Directions
[1] Reproduce the part of the alumni information summary starting at "The first repository, Pages" and ending at "for further analysis.".
[2] Carry the summary of the alumni-gathering paper further, picking up right after its last sentence.

Reading passage
Tuesday, February 27, 2018

2018-02-27: Summary of Gathering Alumni Information from a Web Social Network

While researching my dissertation topic (slides 2--28) on social media profile discovery, I encountered a related paper titled Gathering Alumni Information from a Web Social Network written by Gabriel Resende Gonçalves, Anderson Almeida Ferreira, and Guilherme Tavares de Assis, which was published in the proceedings of the 9th IEEE Latin American Web Congress (LA-WEB). In this paper, the authors detailed their approach to define a semi-automated method to gather information regarding alumni of a given undergraduate program at Brazilian higher education institutions. Specifically, they use the Google Custom Search Engine (CSE) to identify candidate LinkedIn pages based on a comparative evaluation of similar pages in their training set. The authors contend alumni are efficiently found through their process, which is facilitated by focused crawling of data publicly available on social networks posted by the alumni themselves. The proposed methodology consists of three main modules and two data repositories, which are depicted in Figure 1. Using this functional architecture, the authors constructed a tool that gathers professional data on the alumni in undergraduate programs of interest, then proceeds to classify the associated HTML page to determine relevance. A summary of their methodology is presented here.

Functional architecture of the proposed method
Figure 1 - Functional architecture of the proposed method


The first repository, Pages Repository, stores the web pages from the initial set of data samples which are used to start the classification process. This set is comprised of alumni lists obtained from five universities across Brazil. The lists contain the names of students enrolled between 2000 and 2010 in undergraduate programs, namely Computer Science at three institutions, Metallurgical Engineering at one institution, and Chemistry at one institution. The total number of alumni available on all lists is 6,093. For the purpose of validation, a random set of 15 alumni are extracted from each list as training examples during each run of their classifier. The second repository, Final Database, is the database where academic data on each alumnus is stored for further analysis.

Data entries
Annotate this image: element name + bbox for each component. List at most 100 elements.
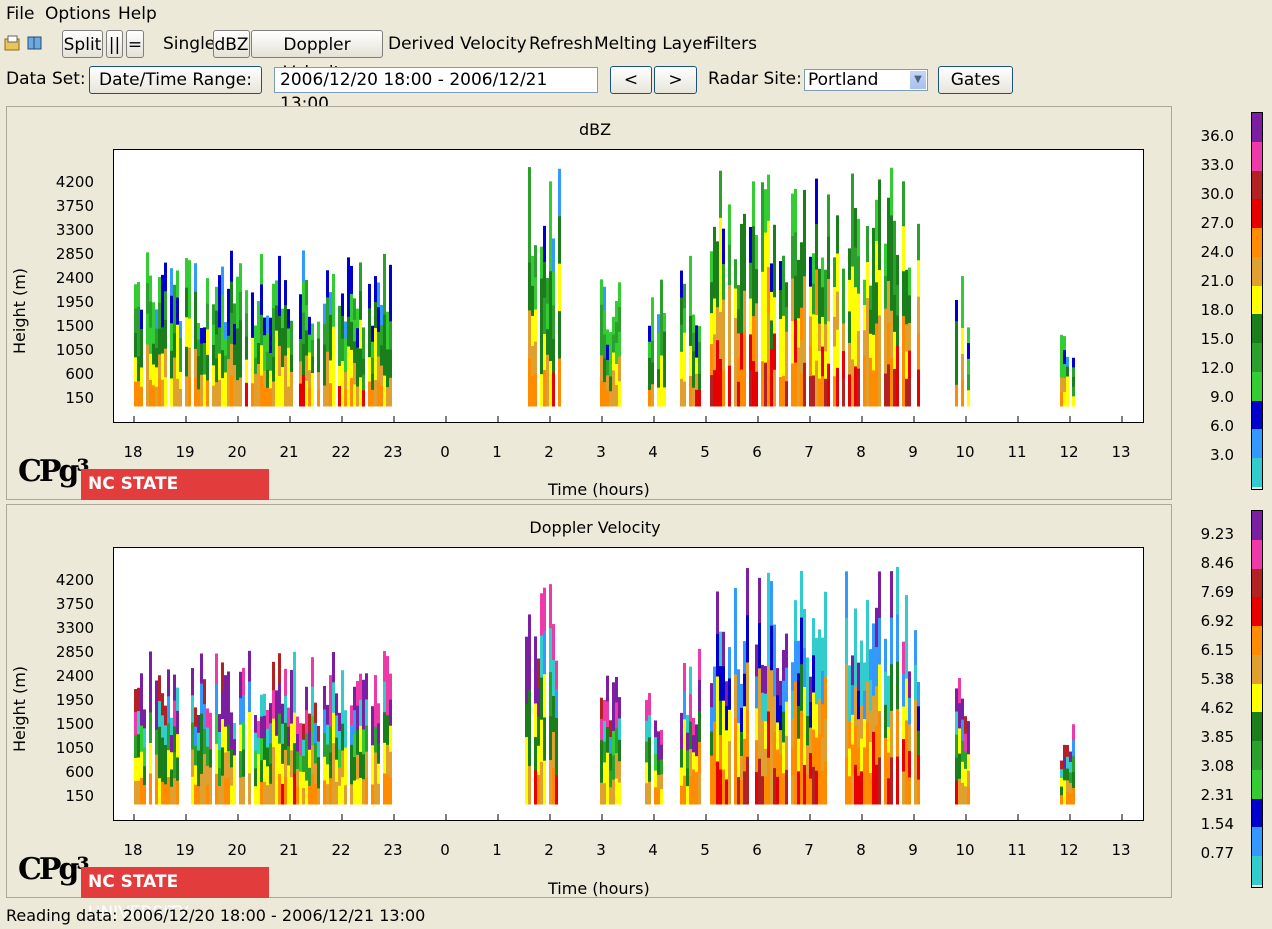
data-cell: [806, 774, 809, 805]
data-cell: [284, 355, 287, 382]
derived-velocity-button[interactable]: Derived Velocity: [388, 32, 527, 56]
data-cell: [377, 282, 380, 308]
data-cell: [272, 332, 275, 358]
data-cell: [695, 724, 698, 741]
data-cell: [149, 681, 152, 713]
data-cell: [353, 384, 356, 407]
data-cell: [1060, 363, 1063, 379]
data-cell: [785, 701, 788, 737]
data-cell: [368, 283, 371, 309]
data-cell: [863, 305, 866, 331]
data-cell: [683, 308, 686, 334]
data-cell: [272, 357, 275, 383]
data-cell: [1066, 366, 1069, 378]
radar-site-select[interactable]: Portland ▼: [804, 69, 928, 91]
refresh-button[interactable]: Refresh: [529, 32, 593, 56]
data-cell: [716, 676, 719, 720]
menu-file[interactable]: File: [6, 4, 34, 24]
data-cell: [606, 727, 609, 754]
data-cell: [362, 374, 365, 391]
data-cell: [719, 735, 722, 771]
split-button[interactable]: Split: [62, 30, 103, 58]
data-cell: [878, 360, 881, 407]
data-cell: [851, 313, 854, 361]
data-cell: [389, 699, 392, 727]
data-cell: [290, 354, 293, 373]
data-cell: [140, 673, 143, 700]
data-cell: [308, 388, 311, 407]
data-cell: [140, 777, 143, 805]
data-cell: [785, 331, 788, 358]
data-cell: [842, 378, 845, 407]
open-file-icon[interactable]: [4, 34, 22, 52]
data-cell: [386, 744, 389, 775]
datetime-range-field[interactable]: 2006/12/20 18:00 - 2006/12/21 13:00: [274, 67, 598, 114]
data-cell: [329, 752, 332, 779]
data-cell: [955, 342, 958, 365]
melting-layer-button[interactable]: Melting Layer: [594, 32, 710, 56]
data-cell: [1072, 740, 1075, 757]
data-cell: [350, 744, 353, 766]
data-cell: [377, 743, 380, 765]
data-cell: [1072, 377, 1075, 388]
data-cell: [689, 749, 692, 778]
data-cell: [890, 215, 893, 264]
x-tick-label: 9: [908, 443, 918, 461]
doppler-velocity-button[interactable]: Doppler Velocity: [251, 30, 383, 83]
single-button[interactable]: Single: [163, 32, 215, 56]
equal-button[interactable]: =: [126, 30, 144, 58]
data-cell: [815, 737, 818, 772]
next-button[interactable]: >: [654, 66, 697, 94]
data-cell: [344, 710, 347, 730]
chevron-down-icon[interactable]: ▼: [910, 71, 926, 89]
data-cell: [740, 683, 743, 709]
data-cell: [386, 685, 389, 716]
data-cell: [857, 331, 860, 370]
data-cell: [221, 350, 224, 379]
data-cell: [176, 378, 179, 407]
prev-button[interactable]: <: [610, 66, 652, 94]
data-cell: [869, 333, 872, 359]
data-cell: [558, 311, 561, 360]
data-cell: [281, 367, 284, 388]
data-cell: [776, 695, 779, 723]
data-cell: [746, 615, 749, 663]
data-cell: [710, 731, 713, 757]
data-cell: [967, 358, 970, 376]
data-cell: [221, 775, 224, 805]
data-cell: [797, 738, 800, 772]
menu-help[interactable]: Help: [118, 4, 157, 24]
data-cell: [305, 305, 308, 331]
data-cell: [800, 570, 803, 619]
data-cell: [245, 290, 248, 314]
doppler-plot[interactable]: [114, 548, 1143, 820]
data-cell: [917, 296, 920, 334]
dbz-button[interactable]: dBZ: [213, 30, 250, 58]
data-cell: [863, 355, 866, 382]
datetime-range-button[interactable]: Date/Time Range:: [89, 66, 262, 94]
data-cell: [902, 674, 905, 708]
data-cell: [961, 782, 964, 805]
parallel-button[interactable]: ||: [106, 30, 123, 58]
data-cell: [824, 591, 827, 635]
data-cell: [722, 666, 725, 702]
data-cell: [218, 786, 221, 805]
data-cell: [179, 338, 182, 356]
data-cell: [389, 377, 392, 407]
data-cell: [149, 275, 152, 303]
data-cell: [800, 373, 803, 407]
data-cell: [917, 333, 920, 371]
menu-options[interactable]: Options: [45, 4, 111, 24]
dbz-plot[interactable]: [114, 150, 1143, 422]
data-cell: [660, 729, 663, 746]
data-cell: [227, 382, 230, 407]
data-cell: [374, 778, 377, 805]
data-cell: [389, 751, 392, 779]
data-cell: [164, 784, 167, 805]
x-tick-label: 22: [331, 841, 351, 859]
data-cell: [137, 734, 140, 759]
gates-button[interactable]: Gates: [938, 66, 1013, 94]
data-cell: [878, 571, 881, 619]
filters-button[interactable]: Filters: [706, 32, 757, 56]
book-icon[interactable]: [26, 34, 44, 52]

* * *

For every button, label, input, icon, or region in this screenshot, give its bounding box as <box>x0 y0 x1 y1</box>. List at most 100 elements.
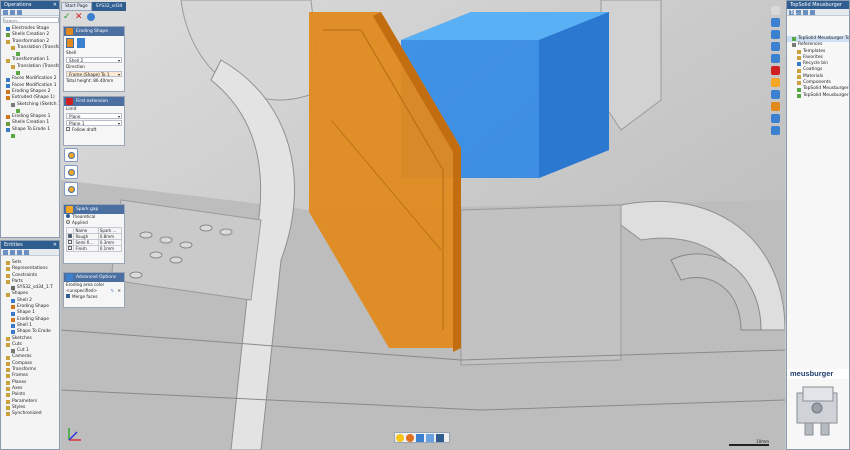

Responses in order
[1]
The first repository, Pages Repository, stores the web pages from the initial set of data samples which are used to start the classification process. This set is comprised of alumni lists obtained from five universities across Brazil. The lists contain the names of students enrolled between 2000 and 2010 in undergraduate programs, namely Computer Science at three institutions, Metallurgical Engineering at one institution, and Chemistry at one institution. The total number of alumni available on all lists is 6,093. For the purpose of validation, a random set of 15 alumni are extracted from each list as training examples during each run of their classifier. The second repository, Final Database, is the database where academic data on each alumnus is stored for further analysis.

[2]
The first module, Searcher, determines the candidate pages from a Google result set that might belong to the alumni group. LinkedIn is the social network of choice from which the authors leverage public pages on the web which have been indexed by a search engine. The search is initiated using a combination of the first, middle and last names of a given alumnus, then, relevant data concerning the undergraduate program, program degree, and institution are extracted from the candidate pages. The authors chose not to search using LinkedIn's Application Programming Interface (API) due to its inherent limitations. Specifically, the API requires authentication by a registered LinkedIn user and searches are restricted to the first degree connections of the user conducting the search. As an alternative, the authors use the Google Custom Search Engine which provides access to Google's  massive repository of indexed pages, but is limited to 100 daily free searches returning 100 results per query.

We should note in the years since this paper was published in 2014, LinkedIn has instituted a number of security measures to impede data harvesting of public profiles. They employ a series of automated tools, FUSE, Quicksand, Sentinel, and Org Block, that are used to monitor suspicious activity and block web scraping. Requests are throttled based on the requester's IP address (see HIQ Labs V. LinkedIn Corporation).  Anonymous viewing of a large number of public LinkedIn profile pages, even if retrieved using Google's boolean search criteria, is not always possible. After an undisclosed number of  public profile views, LinkedIn forces the user to either sign up or log in as a way to thwart scraping by 3rd party applications (Figure 2).

LinkedIn Anonymous Search Limit Reached
Figure 2 - LinkedIn Anonymous Search Limit Reached
The second module, Filter, determines the significance of the candidate pages provided by the Searcher module via the Pages Repository. The classification process determines the similarity among pages using the academic information on the LinkedIn page as terms which are then separated into categories that describe the undergraduate program, institution, and degree. The authors proceed to use Cosine Similarity to build a relationship between candidate pages from the Searcher module and the initial training set based on term frequency and specify a 30% threshold for the minimum percentage of pages on which a term must appear.

The third module, Extraction, extracts the demographic and academic information from the HTML pages returned by the Filter module using regular expressions as shown in Figure 3. The extracted information is stored in the Final Database for further analysis using the Naive Bayes bag-of-words model to identify specific alumni of the desired undergraduate program.

Figure 3 - Regular Expressions Used by Extraction Module

Results and Takeaways

The authors acknowledge that obtaining an initial list of alumni names is not a major obstacle. However, collecting the initial set of sample pages from a social network, such as LinkedIn, may be time consuming and labor intensive even with small data sets. Their evaluation, as shown in Figure 4, indicates satisfactory precision and the methodology proposed in their paper is able to find an average of 7.5% to 12.2% of alumni for undergraduate programs with more than 1,000 alumni.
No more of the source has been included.